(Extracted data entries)
※ ※ ※

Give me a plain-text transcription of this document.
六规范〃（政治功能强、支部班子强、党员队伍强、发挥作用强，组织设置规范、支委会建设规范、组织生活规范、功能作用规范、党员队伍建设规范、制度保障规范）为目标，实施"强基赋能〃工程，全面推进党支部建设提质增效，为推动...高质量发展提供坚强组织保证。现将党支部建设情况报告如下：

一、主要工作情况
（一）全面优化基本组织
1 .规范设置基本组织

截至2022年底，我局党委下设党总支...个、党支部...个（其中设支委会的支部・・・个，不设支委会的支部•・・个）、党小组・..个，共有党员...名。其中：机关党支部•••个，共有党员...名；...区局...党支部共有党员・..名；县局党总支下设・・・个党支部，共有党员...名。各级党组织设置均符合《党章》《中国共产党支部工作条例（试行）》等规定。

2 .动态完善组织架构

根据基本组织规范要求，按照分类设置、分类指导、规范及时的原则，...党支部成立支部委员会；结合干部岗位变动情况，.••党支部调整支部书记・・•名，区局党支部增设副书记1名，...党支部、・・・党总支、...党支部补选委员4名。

※ ※ ※

> Instructions to follow: Transcribe all lines as written.

> Response to this exercise:
Give me a plain-text transcription of this document.
六规范〃（政治功能强、支部班子强、党员队伍强、发挥作用强，组织设置规范、支委会建设规范、组织生活规范、功能作用规范、党员队伍建设规范、制度保障规范）为目标，实施"强基赋能〃工程，全面推进党支部建设提质增效，为推动...高质量发展提供坚强组织保证。现将党支部建设情况报告如下：

一、主要工作情况
（一）全面优化基本组织
1 .规范设置基本组织

截至2022年底，我局党委下设党总支...个、党支部...个（其中设支委会的支部・・・个，不设支委会的支部•・・个）、党小组・..个，共有党员...名。其中：机关党支部•••个，共有党员...名；...区局...党支部共有党员・..名；县局党总支下设・・・个党支部，共有党员...名。各级党组织设置均符合《党章》《中国共产党支部工作条例（试行）》等规定。

2 .动态完善组织架构

根据基本组织规范要求，按照分类设置、分类指导、规范及时的原则，...党支部成立支部委员会；结合干部岗位变动情况，.••党支部调整支部书记・・•名，区局党支部增设副书记1名，...党支部、・・・党总支、...党支部补选委员4名。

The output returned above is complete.